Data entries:

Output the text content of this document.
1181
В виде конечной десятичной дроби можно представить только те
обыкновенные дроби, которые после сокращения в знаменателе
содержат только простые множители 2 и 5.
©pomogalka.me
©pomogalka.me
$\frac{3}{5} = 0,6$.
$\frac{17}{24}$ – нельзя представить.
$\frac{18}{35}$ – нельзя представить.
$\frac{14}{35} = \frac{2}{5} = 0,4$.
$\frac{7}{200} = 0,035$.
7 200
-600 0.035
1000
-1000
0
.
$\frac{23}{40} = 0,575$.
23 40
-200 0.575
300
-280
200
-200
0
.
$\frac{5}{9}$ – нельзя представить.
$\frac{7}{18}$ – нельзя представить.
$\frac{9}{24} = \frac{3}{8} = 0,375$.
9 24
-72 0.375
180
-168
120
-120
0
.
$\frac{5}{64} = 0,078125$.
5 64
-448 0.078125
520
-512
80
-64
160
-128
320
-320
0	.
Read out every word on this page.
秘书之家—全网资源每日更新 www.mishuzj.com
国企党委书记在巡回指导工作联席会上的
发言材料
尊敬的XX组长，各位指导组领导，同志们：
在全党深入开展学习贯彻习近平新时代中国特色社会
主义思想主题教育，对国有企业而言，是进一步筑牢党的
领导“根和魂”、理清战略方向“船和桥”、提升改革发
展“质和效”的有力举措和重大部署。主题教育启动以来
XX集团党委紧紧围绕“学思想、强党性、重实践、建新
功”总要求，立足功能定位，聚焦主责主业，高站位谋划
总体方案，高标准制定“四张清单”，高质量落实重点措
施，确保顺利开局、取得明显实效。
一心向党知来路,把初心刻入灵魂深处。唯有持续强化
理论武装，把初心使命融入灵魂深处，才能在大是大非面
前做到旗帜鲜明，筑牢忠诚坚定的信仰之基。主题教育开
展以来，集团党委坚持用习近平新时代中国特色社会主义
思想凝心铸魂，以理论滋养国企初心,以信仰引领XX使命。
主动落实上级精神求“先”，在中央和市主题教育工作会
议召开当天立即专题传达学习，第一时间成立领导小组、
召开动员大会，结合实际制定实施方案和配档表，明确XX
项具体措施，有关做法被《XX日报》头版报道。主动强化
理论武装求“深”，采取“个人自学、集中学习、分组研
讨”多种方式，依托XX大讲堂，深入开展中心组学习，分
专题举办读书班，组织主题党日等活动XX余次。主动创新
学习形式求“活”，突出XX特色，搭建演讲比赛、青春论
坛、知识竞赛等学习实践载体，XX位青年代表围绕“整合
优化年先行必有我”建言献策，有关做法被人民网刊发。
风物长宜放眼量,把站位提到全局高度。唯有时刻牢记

**Given problem**
Repeat the data exactly. Leave nothing out.

**Response for this exercise**
Output the text content of this document.
1181
В виде конечной десятичной дроби можно представить только те
обыкновенные дроби, которые после сокращения в знаменателе
содержат только простые множители 2 и 5.
©pomogalka.me
©pomogalka.me
$\frac{3}{5} = 0,6$.
$\frac{17}{24}$ – нельзя представить.
$\frac{18}{35}$ – нельзя представить.
$\frac{14}{35} = \frac{2}{5} = 0,4$.
$\frac{7}{200} = 0,035$.
7 200
-600 0.035
1000
-1000
0
.
$\frac{23}{40} = 0,575$.
23 40
-200 0.575
300
-280
200
-200
0
.
$\frac{5}{9}$ – нельзя представить.
$\frac{7}{18}$ – нельзя представить.
$\frac{9}{24} = \frac{3}{8} = 0,375$.
9 24
-72 0.375
180
-168
120
-120
0
.
$\frac{5}{64} = 0,078125$.
5 64
-448 0.078125
520
-512
80
-64
160
-128
320
-320
0	.
Read out every word on this page.
秘书之家—全网资源每日更新 www.mishuzj.com
国企党委书记在巡回指导工作联席会上的
发言材料
尊敬的XX组长，各位指导组领导，同志们：
在全党深入开展学习贯彻习近平新时代中国特色社会
主义思想主题教育，对国有企业而言，是进一步筑牢党的
领导“根和魂”、理清战略方向“船和桥”、提升改革发
展“质和效”的有力举措和重大部署。主题教育启动以来
XX集团党委紧紧围绕“学思想、强党性、重实践、建新
功”总要求，立足功能定位，聚焦主责主业，高站位谋划
总体方案，高标准制定“四张清单”，高质量落实重点措
施，确保顺利开局、取得明显实效。
一心向党知来路,把初心刻入灵魂深处。唯有持续强化
理论武装，把初心使命融入灵魂深处，才能在大是大非面
前做到旗帜鲜明，筑牢忠诚坚定的信仰之基。主题教育开
展以来，集团党委坚持用习近平新时代中国特色社会主义
思想凝心铸魂，以理论滋养国企初心,以信仰引领XX使命。
主动落实上级精神求“先”，在中央和市主题教育工作会
议召开当天立即专题传达学习，第一时间成立领导小组、
召开动员大会，结合实际制定实施方案和配档表，明确XX
项具体措施，有关做法被《XX日报》头版报道。主动强化
理论武装求“深”，采取“个人自学、集中学习、分组研
讨”多种方式，依托XX大讲堂，深入开展中心组学习，分
专题举办读书班，组织主题党日等活动XX余次。主动创新
学习形式求“活”，突出XX特色，搭建演讲比赛、青春论
坛、知识竞赛等学习实践载体，XX位青年代表围绕“整合
优化年先行必有我”建言献策，有关做法被人民网刊发。
风物长宜放眼量,把站位提到全局高度。唯有时刻牢记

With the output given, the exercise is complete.